__PROBLEM STATEMENT__:
The entries below are to be given back exactly, with images excluded.

__RECORDS FOR THIS EXERCISE__:
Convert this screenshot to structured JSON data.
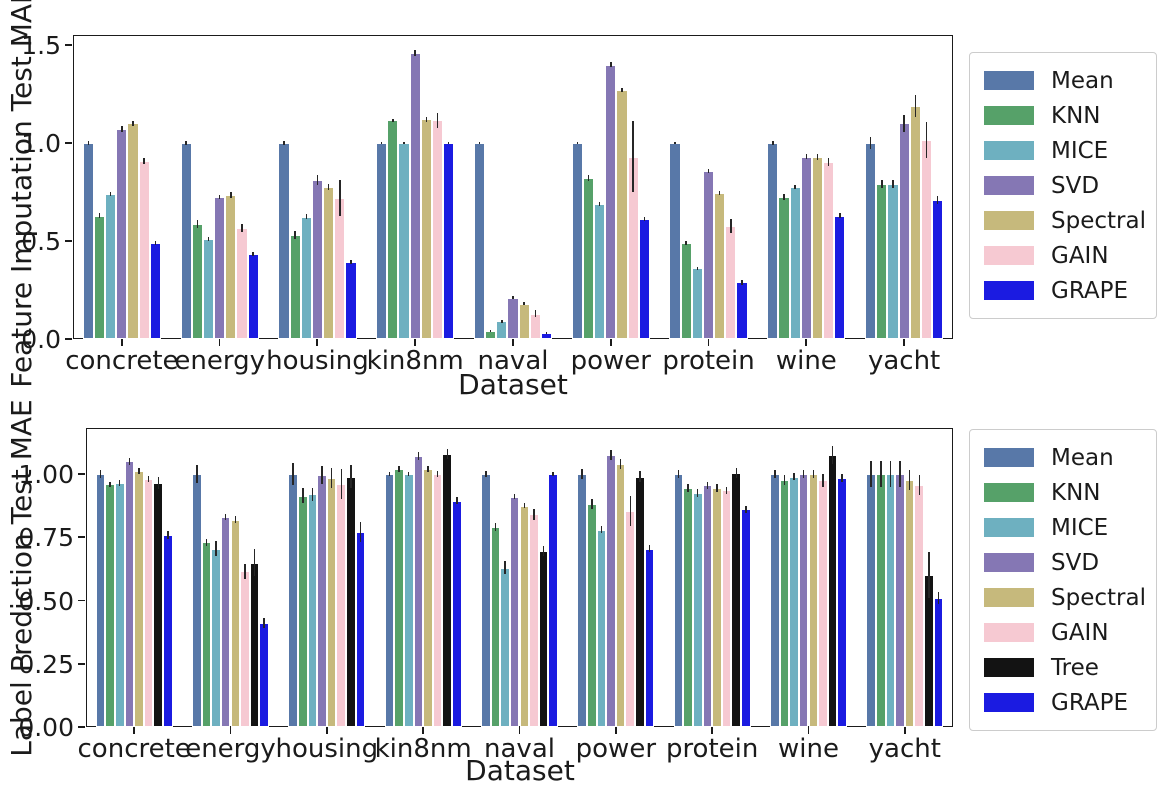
{
  "figure": {
    "background": "#ffffff",
    "text_color": "#1b1b1b",
    "axis_color": "#1b1b1b",
    "errorbar_color": "#262626"
  },
  "palette": {
    "Mean": "#5878a8",
    "KNN": "#56a169",
    "MICE": "#6eb0c0",
    "SVD": "#8577b4",
    "Spectral": "#c6b97c",
    "GAIN": "#f6c9d2",
    "Tree": "#131313",
    "GRAPE": "#1b1be1"
  },
  "chart_data": [
    {
      "type": "bar",
      "panel": "top",
      "title": "",
      "ylabel": "Feature Imputation Test MAE",
      "xlabel": "Dataset",
      "grid": false,
      "legend_position": "right-outside",
      "categories": [
        "concrete",
        "energy",
        "housing",
        "kin8nm",
        "naval",
        "power",
        "protein",
        "wine",
        "yacht"
      ],
      "ylim": [
        0,
        1.55
      ],
      "yticks": [
        0,
        0.5,
        1.0,
        1.5
      ],
      "ytick_labels": [
        "0.0",
        "0.5",
        "1.0",
        "1.5"
      ],
      "series": [
        {
          "name": "Mean",
          "color": "#5878a8",
          "values": [
            1.0,
            1.0,
            1.0,
            1.0,
            1.0,
            1.0,
            1.0,
            1.0,
            1.0
          ],
          "errors": [
            0.012,
            0.012,
            0.008,
            0.006,
            0.005,
            0.006,
            0.005,
            0.008,
            0.03
          ]
        },
        {
          "name": "KNN",
          "color": "#56a169",
          "values": [
            0.63,
            0.585,
            0.53,
            1.115,
            0.04,
            0.82,
            0.49,
            0.725,
            0.79
          ],
          "errors": [
            0.015,
            0.02,
            0.02,
            0.006,
            0.005,
            0.015,
            0.008,
            0.015,
            0.02
          ]
        },
        {
          "name": "MICE",
          "color": "#6eb0c0",
          "values": [
            0.74,
            0.51,
            0.625,
            1.0,
            0.09,
            0.69,
            0.36,
            0.775,
            0.79
          ],
          "errors": [
            0.01,
            0.012,
            0.015,
            0.006,
            0.008,
            0.01,
            0.008,
            0.012,
            0.02
          ]
        },
        {
          "name": "SVD",
          "color": "#8577b4",
          "values": [
            1.07,
            0.725,
            0.81,
            1.46,
            0.21,
            1.4,
            0.855,
            0.93,
            1.1
          ],
          "errors": [
            0.015,
            0.012,
            0.025,
            0.015,
            0.008,
            0.012,
            0.01,
            0.012,
            0.045
          ]
        },
        {
          "name": "Spectral",
          "color": "#c6b97c",
          "values": [
            1.1,
            0.735,
            0.775,
            1.12,
            0.18,
            1.27,
            0.745,
            0.93,
            1.19
          ],
          "errors": [
            0.012,
            0.015,
            0.015,
            0.012,
            0.008,
            0.012,
            0.008,
            0.015,
            0.055
          ]
        },
        {
          "name": "GAIN",
          "color": "#f6c9d2",
          "values": [
            0.91,
            0.565,
            0.72,
            1.115,
            0.13,
            0.93,
            0.575,
            0.905,
            1.015
          ],
          "errors": [
            0.015,
            0.02,
            0.09,
            0.04,
            0.02,
            0.18,
            0.035,
            0.02,
            0.09
          ]
        },
        {
          "name": "GRAPE",
          "color": "#1b1be1",
          "values": [
            0.49,
            0.435,
            0.395,
            1.0,
            0.03,
            0.61,
            0.29,
            0.63,
            0.71
          ],
          "errors": [
            0.008,
            0.01,
            0.01,
            0.005,
            0.004,
            0.01,
            0.012,
            0.012,
            0.02
          ]
        }
      ]
    },
    {
      "type": "bar",
      "panel": "bottom",
      "title": "",
      "ylabel": "Label Prediction Test MAE",
      "xlabel": "Dataset",
      "grid": false,
      "legend_position": "right-outside",
      "categories": [
        "concrete",
        "energy",
        "housing",
        "kin8nm",
        "naval",
        "power",
        "protein",
        "wine",
        "yacht"
      ],
      "ylim": [
        0,
        1.18
      ],
      "yticks": [
        0,
        0.25,
        0.5,
        0.75,
        1.0
      ],
      "ytick_labels": [
        "0.00",
        "0.25",
        "0.50",
        "0.75",
        "1.00"
      ],
      "series": [
        {
          "name": "Mean",
          "color": "#5878a8",
          "values": [
            1.0,
            1.0,
            1.0,
            1.0,
            1.0,
            1.0,
            1.0,
            1.0,
            1.0
          ],
          "errors": [
            0.015,
            0.035,
            0.045,
            0.008,
            0.01,
            0.02,
            0.015,
            0.015,
            0.05
          ]
        },
        {
          "name": "KNN",
          "color": "#56a169",
          "values": [
            0.96,
            0.73,
            0.915,
            1.02,
            0.79,
            0.88,
            0.945,
            0.975,
            1.0
          ],
          "errors": [
            0.01,
            0.015,
            0.03,
            0.012,
            0.015,
            0.02,
            0.015,
            0.02,
            0.05
          ]
        },
        {
          "name": "MICE",
          "color": "#6eb0c0",
          "values": [
            0.965,
            0.705,
            0.92,
            1.0,
            0.63,
            0.78,
            0.925,
            0.99,
            1.0
          ],
          "errors": [
            0.012,
            0.03,
            0.025,
            0.008,
            0.025,
            0.015,
            0.015,
            0.015,
            0.05
          ]
        },
        {
          "name": "SVD",
          "color": "#8577b4",
          "values": [
            1.05,
            0.83,
            0.995,
            1.07,
            0.91,
            1.075,
            0.955,
            1.0,
            1.0
          ],
          "errors": [
            0.015,
            0.012,
            0.035,
            0.015,
            0.01,
            0.02,
            0.015,
            0.015,
            0.05
          ]
        },
        {
          "name": "Spectral",
          "color": "#c6b97c",
          "values": [
            1.01,
            0.82,
            0.985,
            1.02,
            0.875,
            1.04,
            0.945,
            1.0,
            0.975
          ],
          "errors": [
            0.012,
            0.015,
            0.04,
            0.012,
            0.01,
            0.02,
            0.015,
            0.015,
            0.04
          ]
        },
        {
          "name": "GAIN",
          "color": "#f6c9d2",
          "values": [
            0.98,
            0.615,
            0.96,
            1.0,
            0.84,
            0.855,
            0.935,
            0.975,
            0.955
          ],
          "errors": [
            0.012,
            0.03,
            0.06,
            0.012,
            0.02,
            0.06,
            0.015,
            0.025,
            0.04
          ]
        },
        {
          "name": "Tree",
          "color": "#131313",
          "values": [
            0.965,
            0.65,
            0.99,
            1.08,
            0.695,
            0.99,
            1.005,
            1.075,
            0.6
          ],
          "errors": [
            0.025,
            0.055,
            0.045,
            0.02,
            0.02,
            0.02,
            0.02,
            0.035,
            0.09
          ]
        },
        {
          "name": "GRAPE",
          "color": "#1b1be1",
          "values": [
            0.76,
            0.41,
            0.77,
            0.895,
            1.0,
            0.705,
            0.86,
            0.985,
            0.51
          ],
          "errors": [
            0.015,
            0.02,
            0.04,
            0.015,
            0.008,
            0.015,
            0.015,
            0.015,
            0.025
          ]
        }
      ]
    }
  ]
}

__EXERCISE SOLUTION__:
Convert this screenshot to structured JSON data.
{
  "figure": {
    "background": "#ffffff",
    "text_color": "#1b1b1b",
    "axis_color": "#1b1b1b",
    "errorbar_color": "#262626"
  },
  "palette": {
    "Mean": "#5878a8",
    "KNN": "#56a169",
    "MICE": "#6eb0c0",
    "SVD": "#8577b4",
    "Spectral": "#c6b97c",
    "GAIN": "#f6c9d2",
    "Tree": "#131313",
    "GRAPE": "#1b1be1"
  },
  "chart_data": [
    {
      "type": "bar",
      "panel": "top",
      "title": "",
      "ylabel": "Feature Imputation Test MAE",
      "xlabel": "Dataset",
      "grid": false,
      "legend_position": "right-outside",
      "categories": [
        "concrete",
        "energy",
        "housing",
        "kin8nm",
        "naval",
        "power",
        "protein",
        "wine",
        "yacht"
      ],
      "ylim": [
        0,
        1.55
      ],
      "yticks": [
        0,
        0.5,
        1.0,
        1.5
      ],
      "ytick_labels": [
        "0.0",
        "0.5",
        "1.0",
        "1.5"
      ],
      "series": [
        {
          "name": "Mean",
          "color": "#5878a8",
          "values": [
            1.0,
            1.0,
            1.0,
            1.0,
            1.0,
            1.0,
            1.0,
            1.0,
            1.0
          ],
          "errors": [
            0.012,
            0.012,
            0.008,
            0.006,
            0.005,
            0.006,
            0.005,
            0.008,
            0.03
          ]
        },
        {
          "name": "KNN",
          "color": "#56a169",
          "values": [
            0.63,
            0.585,
            0.53,
            1.115,
            0.04,
            0.82,
            0.49,
            0.725,
            0.79
          ],
          "errors": [
            0.015,
            0.02,
            0.02,
            0.006,
            0.005,
            0.015,
            0.008,
            0.015,
            0.02
          ]
        },
        {
          "name": "MICE",
          "color": "#6eb0c0",
          "values": [
            0.74,
            0.51,
            0.625,
            1.0,
            0.09,
            0.69,
            0.36,
            0.775,
            0.79
          ],
          "errors": [
            0.01,
            0.012,
            0.015,
            0.006,
            0.008,
            0.01,
            0.008,
            0.012,
            0.02
          ]
        },
        {
          "name": "SVD",
          "color": "#8577b4",
          "values": [
            1.07,
            0.725,
            0.81,
            1.46,
            0.21,
            1.4,
            0.855,
            0.93,
            1.1
          ],
          "errors": [
            0.015,
            0.012,
            0.025,
            0.015,
            0.008,
            0.012,
            0.01,
            0.012,
            0.045
          ]
        },
        {
          "name": "Spectral",
          "color": "#c6b97c",
          "values": [
            1.1,
            0.735,
            0.775,
            1.12,
            0.18,
            1.27,
            0.745,
            0.93,
            1.19
          ],
          "errors": [
            0.012,
            0.015,
            0.015,
            0.012,
            0.008,
            0.012,
            0.008,
            0.015,
            0.055
          ]
        },
        {
          "name": "GAIN",
          "color": "#f6c9d2",
          "values": [
            0.91,
            0.565,
            0.72,
            1.115,
            0.13,
            0.93,
            0.575,
            0.905,
            1.015
          ],
          "errors": [
            0.015,
            0.02,
            0.09,
            0.04,
            0.02,
            0.18,
            0.035,
            0.02,
            0.09
          ]
        },
        {
          "name": "GRAPE",
          "color": "#1b1be1",
          "values": [
            0.49,
            0.435,
            0.395,
            1.0,
            0.03,
            0.61,
            0.29,
            0.63,
            0.71
          ],
          "errors": [
            0.008,
            0.01,
            0.01,
            0.005,
            0.004,
            0.01,
            0.012,
            0.012,
            0.02
          ]
        }
      ]
    },
    {
      "type": "bar",
      "panel": "bottom",
      "title": "",
      "ylabel": "Label Prediction Test MAE",
      "xlabel": "Dataset",
      "grid": false,
      "legend_position": "right-outside",
      "categories": [
        "concrete",
        "energy",
        "housing",
        "kin8nm",
        "naval",
        "power",
        "protein",
        "wine",
        "yacht"
      ],
      "ylim": [
        0,
        1.18
      ],
      "yticks": [
        0,
        0.25,
        0.5,
        0.75,
        1.0
      ],
      "ytick_labels": [
        "0.00",
        "0.25",
        "0.50",
        "0.75",
        "1.00"
      ],
      "series": [
        {
          "name": "Mean",
          "color": "#5878a8",
          "values": [
            1.0,
            1.0,
            1.0,
            1.0,
            1.0,
            1.0,
            1.0,
            1.0,
            1.0
          ],
          "errors": [
            0.015,
            0.035,
            0.045,
            0.008,
            0.01,
            0.02,
            0.015,
            0.015,
            0.05
          ]
        },
        {
          "name": "KNN",
          "color": "#56a169",
          "values": [
            0.96,
            0.73,
            0.915,
            1.02,
            0.79,
            0.88,
            0.945,
            0.975,
            1.0
          ],
          "errors": [
            0.01,
            0.015,
            0.03,
            0.012,
            0.015,
            0.02,
            0.015,
            0.02,
            0.05
          ]
        },
        {
          "name": "MICE",
          "color": "#6eb0c0",
          "values": [
            0.965,
            0.705,
            0.92,
            1.0,
            0.63,
            0.78,
            0.925,
            0.99,
            1.0
          ],
          "errors": [
            0.012,
            0.03,
            0.025,
            0.008,
            0.025,
            0.015,
            0.015,
            0.015,
            0.05
          ]
        },
        {
          "name": "SVD",
          "color": "#8577b4",
          "values": [
            1.05,
            0.83,
            0.995,
            1.07,
            0.91,
            1.075,
            0.955,
            1.0,
            1.0
          ],
          "errors": [
            0.015,
            0.012,
            0.035,
            0.015,
            0.01,
            0.02,
            0.015,
            0.015,
            0.05
          ]
        },
        {
          "name": "Spectral",
          "color": "#c6b97c",
          "values": [
            1.01,
            0.82,
            0.985,
            1.02,
            0.875,
            1.04,
            0.945,
            1.0,
            0.975
          ],
          "errors": [
            0.012,
            0.015,
            0.04,
            0.012,
            0.01,
            0.02,
            0.015,
            0.015,
            0.04
          ]
        },
        {
          "name": "GAIN",
          "color": "#f6c9d2",
          "values": [
            0.98,
            0.615,
            0.96,
            1.0,
            0.84,
            0.855,
            0.935,
            0.975,
            0.955
          ],
          "errors": [
            0.012,
            0.03,
            0.06,
            0.012,
            0.02,
            0.06,
            0.015,
            0.025,
            0.04
          ]
        },
        {
          "name": "Tree",
          "color": "#131313",
          "values": [
            0.965,
            0.65,
            0.99,
            1.08,
            0.695,
            0.99,
            1.005,
            1.075,
            0.6
          ],
          "errors": [
            0.025,
            0.055,
            0.045,
            0.02,
            0.02,
            0.02,
            0.02,
            0.035,
            0.09
          ]
        },
        {
          "name": "GRAPE",
          "color": "#1b1be1",
          "values": [
            0.76,
            0.41,
            0.77,
            0.895,
            1.0,
            0.705,
            0.86,
            0.985,
            0.51
          ],
          "errors": [
            0.015,
            0.02,
            0.04,
            0.015,
            0.008,
            0.015,
            0.015,
            0.015,
            0.025
          ]
        }
      ]
    }
  ]
}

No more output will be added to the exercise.